過去北京有“萬年永慶獅子會”、有“獅子聖會”等民間獅子會,在各村莊鬧元宵耍十五時也都有。獅子一般每對兩隻,兩對前後跟著耍,有的還有一個小獅子,是一個人裝,爬著舞,比兩個人舞的大獅子更吃力。獅子舞一般叫“太獅”、“少獅”,叫封建時大官太師、太傅、太保的聲音。最大的官是“老太師”。舞獅也有樂,那就是大鑼大鼓,所以每一對獅子必跟一套鑼鼓,一邊敲打一邊舞,耍時的步伐及搖頭擺尾的動作,都是跟著鑼鼓的節奏來動的。不然,耍的人悶在頭盔裏麵,如何看得見外麵,那不要瞎舞亂撞嗎?

等到鑼鼓停了,也就舞完了,走在路上時,有時前麵的人把上半身從獅子嘴中伸出來,把獅頭斜挎在身上,後麵的人,也直起腰來,把頭從下麵伸出來,綠毛片子斜披在身上,一路說說笑笑,已不是獅子,而是奇形怪狀的人了。這時你看了也許會突然想起“露出馬腳才是真腳”的諺語,更感人生如戲了。

說完了獅,再說龍,或者說叫龍燈。

龍燈亦是南北各地都有的。雖然不少地方是白天出來耍,但其來源是龍燈,所以縱不點燈,亦可以龍燈名之。各地製造亦是大同小異,有的地方製造的太簡單,龍頭不像龍頭,龍身隻是塗了顏色的一個大長布條子,大白天地在街上繞來繞去,顯得十分寒傖,老實說,這樣的耍龍燈,亦沒有什麼好看的。

而北京山鄉的龍燈是很值得一看的。先說龍頭,是木架、竹篾紮成的龍骨架子,外麵糊紙,裝上龍角、龍須,同畫上畫的龍頭十分相像,是很高大威嚴的,架子裏麵有幾處插蠟燭的地方,晚上玩,點起蠟燭來舞,光閃閃的。因為龍頭高大,所以耍起來時,要一位彪形大漢來掌握,力氣小是舞不動的。

龍身連龍尾,一共八節,加龍頭共九節,以每節二三尺計,全長一般不到三丈。每節龍身,是一個橫著的筒狀架子,下麵有三尺多長的柄,架子兩邊糊上紙,畫上龍鱗,上麵中間留口,可以插蠟,可以點蠟,每節與每節之間,用白布連接,亦彩畫龍鱗,這樣一節節連在一起,由龍頭到龍尾,鱗甲片片,便像一條真龍了。

━━━━

任务说明 1: 请逐字照录列表中的行，从列表第一行开始，到包含“chat-bubble-icon <box>222 650 278 712</box>”的那一行结束，首尾两行都包括在内。
上方的节选与下方的列表互不相关，是两份独立的材料。

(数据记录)
━━━━

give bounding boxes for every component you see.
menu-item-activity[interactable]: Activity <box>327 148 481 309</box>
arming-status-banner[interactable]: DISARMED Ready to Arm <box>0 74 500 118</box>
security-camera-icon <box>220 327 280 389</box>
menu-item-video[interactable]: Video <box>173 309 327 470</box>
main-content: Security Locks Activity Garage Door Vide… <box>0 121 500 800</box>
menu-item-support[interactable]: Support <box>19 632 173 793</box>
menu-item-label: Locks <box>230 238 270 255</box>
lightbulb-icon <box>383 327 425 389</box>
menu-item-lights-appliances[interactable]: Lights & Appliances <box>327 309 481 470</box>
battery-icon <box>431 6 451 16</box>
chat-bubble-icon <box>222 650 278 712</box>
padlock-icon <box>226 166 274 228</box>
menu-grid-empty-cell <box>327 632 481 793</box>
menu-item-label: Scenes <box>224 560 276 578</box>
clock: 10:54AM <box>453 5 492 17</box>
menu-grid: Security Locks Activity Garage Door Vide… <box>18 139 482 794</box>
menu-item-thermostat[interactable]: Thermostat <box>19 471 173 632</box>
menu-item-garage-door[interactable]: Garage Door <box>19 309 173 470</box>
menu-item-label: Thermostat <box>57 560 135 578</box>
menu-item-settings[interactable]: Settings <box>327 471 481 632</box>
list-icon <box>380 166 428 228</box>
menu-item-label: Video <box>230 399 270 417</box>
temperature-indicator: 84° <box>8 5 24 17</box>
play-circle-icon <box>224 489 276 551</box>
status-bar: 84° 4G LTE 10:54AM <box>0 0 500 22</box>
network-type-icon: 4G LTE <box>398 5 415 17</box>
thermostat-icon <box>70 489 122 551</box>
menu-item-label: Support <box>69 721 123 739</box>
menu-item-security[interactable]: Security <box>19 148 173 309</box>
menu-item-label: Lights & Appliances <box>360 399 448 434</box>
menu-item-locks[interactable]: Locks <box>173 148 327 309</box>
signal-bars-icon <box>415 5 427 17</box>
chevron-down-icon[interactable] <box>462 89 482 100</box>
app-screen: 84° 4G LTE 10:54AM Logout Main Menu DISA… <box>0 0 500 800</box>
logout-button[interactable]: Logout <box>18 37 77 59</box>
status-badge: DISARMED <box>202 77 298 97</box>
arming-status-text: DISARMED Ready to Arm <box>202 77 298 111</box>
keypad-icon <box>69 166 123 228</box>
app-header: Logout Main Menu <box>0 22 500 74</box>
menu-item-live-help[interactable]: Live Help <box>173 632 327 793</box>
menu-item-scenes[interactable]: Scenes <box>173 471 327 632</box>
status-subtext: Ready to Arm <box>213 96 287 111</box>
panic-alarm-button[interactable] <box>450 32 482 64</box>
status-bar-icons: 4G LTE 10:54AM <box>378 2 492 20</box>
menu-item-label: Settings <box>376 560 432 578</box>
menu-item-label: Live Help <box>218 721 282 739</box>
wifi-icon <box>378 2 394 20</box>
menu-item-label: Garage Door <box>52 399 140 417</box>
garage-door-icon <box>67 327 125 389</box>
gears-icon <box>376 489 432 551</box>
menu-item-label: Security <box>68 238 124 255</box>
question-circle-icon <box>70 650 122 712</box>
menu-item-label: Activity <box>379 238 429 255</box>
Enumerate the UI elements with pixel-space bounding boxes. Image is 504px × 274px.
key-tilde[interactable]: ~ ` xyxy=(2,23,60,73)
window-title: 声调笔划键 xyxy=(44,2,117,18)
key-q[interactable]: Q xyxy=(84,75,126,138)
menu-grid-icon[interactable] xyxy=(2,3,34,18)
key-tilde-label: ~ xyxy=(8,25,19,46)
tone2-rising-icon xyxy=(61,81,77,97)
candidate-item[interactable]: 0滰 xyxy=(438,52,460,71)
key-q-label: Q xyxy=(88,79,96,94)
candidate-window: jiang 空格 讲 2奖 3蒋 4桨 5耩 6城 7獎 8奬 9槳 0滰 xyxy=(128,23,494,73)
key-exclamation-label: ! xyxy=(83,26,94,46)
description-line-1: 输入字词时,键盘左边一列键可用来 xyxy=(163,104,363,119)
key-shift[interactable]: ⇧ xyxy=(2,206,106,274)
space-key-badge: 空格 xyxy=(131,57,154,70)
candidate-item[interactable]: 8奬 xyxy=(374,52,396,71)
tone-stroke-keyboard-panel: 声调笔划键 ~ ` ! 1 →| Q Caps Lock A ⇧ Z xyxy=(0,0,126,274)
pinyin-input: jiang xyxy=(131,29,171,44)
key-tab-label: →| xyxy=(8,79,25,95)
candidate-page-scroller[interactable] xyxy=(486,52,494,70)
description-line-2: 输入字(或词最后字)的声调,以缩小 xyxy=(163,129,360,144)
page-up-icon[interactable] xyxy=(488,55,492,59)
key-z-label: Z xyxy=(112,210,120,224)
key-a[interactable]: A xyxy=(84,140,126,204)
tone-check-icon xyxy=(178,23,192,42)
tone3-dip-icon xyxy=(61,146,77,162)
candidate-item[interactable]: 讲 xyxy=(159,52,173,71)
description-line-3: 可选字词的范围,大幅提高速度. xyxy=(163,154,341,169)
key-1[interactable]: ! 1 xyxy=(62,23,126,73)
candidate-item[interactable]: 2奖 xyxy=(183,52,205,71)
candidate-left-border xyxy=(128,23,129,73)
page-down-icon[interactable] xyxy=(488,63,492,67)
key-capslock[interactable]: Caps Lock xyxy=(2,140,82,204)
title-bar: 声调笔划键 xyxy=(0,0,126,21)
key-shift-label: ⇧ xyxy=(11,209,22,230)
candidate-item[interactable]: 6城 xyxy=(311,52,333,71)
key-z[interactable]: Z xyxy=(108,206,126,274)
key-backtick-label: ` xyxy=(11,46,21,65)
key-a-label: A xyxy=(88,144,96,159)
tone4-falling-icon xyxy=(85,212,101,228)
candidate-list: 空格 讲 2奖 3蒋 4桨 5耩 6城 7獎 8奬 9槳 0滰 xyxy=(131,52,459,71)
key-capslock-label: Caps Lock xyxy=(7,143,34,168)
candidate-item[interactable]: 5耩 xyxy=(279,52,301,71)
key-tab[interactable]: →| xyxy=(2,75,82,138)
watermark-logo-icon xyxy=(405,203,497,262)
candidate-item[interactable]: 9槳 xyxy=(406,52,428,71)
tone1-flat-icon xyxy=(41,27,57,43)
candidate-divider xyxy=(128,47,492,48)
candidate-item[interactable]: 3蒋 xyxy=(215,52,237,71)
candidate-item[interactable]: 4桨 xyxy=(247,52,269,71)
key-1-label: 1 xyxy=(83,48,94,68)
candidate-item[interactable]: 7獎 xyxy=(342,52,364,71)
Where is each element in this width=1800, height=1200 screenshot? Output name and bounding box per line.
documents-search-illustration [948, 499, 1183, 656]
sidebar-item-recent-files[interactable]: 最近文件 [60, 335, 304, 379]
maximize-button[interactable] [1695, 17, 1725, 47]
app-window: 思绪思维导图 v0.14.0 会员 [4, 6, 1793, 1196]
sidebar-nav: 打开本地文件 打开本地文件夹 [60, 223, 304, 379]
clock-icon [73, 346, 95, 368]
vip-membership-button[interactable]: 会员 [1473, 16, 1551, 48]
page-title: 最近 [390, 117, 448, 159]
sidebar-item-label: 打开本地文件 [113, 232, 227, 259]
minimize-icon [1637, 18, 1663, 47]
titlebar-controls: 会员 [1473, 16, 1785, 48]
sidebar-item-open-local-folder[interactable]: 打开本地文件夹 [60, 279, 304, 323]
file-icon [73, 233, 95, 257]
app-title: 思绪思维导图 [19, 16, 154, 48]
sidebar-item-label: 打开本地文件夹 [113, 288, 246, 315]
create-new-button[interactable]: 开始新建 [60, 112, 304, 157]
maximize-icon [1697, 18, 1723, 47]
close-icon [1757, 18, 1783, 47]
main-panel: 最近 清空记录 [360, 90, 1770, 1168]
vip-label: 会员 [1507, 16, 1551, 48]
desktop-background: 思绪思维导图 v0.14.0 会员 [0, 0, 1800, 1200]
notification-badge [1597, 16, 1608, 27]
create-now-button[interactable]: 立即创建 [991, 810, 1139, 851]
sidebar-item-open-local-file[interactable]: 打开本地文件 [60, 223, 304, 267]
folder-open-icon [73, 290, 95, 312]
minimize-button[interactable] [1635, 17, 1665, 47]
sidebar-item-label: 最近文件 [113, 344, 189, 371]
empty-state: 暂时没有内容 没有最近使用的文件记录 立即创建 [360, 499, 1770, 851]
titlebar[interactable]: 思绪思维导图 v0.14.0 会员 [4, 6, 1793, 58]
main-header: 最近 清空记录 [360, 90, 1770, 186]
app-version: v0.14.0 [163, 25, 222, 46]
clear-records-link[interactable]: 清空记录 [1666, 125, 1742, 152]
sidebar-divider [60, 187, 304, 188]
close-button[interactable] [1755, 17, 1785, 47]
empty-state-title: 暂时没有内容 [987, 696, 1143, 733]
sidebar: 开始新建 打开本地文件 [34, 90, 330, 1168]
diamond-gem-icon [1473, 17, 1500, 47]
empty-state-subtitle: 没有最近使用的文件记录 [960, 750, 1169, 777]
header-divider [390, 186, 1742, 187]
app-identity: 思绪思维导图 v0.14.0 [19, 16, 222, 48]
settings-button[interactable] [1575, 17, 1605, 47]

━━━━

任务说明 2: 根据节选，北京山乡龙灯的龙身连同龙尾一共有几节？

参考解答 1:
give bounding boxes for every component you see.
menu-item-activity[interactable]: Activity <box>327 148 481 309</box>
arming-status-banner[interactable]: DISARMED Ready to Arm <box>0 74 500 118</box>
security-camera-icon <box>220 327 280 389</box>
menu-item-video[interactable]: Video <box>173 309 327 470</box>
main-content: Security Locks Activity Garage Door Vide… <box>0 121 500 800</box>
menu-item-support[interactable]: Support <box>19 632 173 793</box>
menu-item-label: Locks <box>230 238 270 255</box>
lightbulb-icon <box>383 327 425 389</box>
menu-item-lights-appliances[interactable]: Lights & Appliances <box>327 309 481 470</box>
battery-icon <box>431 6 451 16</box>
chat-bubble-icon <box>222 650 278 712</box>

参考解答 2: 龙身连龙尾共八节，加上龙头共九节。